Sift the material for lines containing "name", and return them.

···

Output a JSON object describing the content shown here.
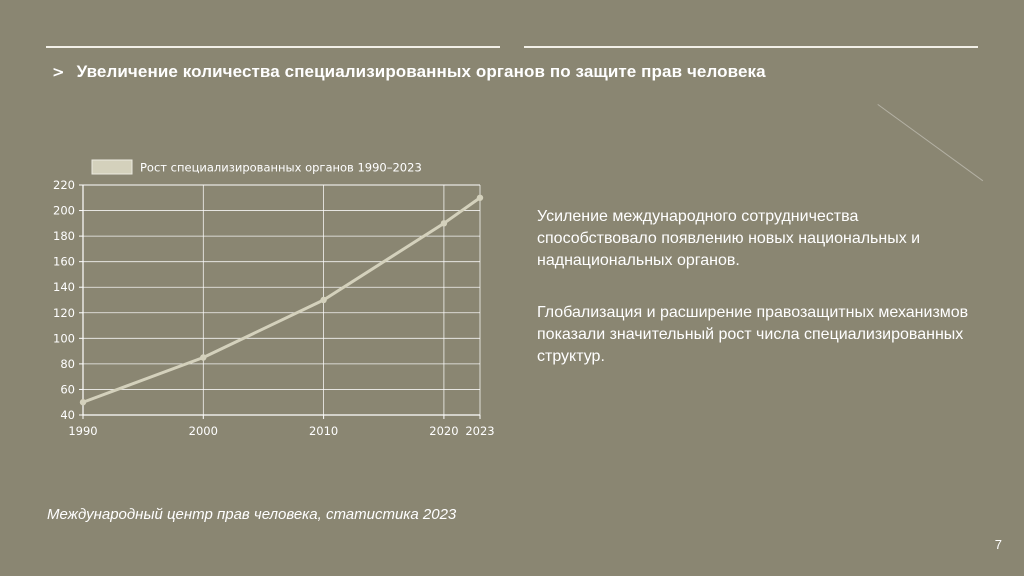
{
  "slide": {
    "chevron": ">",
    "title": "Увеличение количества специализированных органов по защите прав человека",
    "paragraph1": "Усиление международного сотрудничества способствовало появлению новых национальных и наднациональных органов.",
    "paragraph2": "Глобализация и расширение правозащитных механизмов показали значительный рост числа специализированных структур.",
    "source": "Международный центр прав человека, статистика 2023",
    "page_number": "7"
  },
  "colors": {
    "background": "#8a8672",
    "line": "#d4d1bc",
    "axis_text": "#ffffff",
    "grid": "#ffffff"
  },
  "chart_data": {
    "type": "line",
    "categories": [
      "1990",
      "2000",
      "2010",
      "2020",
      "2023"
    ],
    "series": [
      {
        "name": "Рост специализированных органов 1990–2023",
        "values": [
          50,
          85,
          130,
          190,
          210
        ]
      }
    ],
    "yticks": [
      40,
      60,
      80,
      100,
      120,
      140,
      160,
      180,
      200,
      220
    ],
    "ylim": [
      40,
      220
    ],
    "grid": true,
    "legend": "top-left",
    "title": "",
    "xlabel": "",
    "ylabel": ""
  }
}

···

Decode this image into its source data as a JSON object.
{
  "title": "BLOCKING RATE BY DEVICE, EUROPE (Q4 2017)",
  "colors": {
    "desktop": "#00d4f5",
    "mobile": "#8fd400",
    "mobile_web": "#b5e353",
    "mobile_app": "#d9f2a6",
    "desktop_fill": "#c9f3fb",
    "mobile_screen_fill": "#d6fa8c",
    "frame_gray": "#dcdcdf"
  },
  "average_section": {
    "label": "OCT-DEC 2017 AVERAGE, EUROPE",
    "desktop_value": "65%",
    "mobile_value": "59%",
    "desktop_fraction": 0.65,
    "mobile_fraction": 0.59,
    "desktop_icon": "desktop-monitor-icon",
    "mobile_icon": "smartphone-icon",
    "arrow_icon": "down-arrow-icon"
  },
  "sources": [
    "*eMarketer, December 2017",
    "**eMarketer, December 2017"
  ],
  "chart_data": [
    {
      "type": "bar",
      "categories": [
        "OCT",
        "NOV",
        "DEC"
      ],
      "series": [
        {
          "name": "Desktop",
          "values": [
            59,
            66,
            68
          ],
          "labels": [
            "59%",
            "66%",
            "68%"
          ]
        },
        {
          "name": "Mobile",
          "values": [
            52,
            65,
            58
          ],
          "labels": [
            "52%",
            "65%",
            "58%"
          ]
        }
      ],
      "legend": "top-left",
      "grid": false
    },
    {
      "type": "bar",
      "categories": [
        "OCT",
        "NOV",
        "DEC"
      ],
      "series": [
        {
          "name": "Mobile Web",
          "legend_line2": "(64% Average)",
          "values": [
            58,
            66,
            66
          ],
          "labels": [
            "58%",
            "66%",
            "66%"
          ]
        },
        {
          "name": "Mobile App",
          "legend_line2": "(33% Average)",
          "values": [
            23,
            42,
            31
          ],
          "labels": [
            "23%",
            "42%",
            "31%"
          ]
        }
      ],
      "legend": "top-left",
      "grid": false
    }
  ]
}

···

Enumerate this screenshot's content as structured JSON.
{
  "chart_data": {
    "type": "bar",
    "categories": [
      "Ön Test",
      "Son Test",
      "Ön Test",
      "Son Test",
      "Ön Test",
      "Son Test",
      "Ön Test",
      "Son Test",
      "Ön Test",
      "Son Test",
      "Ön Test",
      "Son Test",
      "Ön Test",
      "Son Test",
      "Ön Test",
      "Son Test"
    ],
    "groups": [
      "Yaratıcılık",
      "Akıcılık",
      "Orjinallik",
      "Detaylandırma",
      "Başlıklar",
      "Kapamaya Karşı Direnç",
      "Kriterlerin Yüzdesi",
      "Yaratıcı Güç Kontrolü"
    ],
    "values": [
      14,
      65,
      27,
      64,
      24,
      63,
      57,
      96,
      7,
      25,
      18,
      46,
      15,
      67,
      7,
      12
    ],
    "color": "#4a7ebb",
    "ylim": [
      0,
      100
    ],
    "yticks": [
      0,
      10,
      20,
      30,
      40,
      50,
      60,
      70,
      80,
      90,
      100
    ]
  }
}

···

Full response:
        "name": "Рост специализированных органов 1990–2023",
          "name": "Desktop",
          "name": "Mobile",
          "name": "Mobile Web",
          "name": "Mobile App",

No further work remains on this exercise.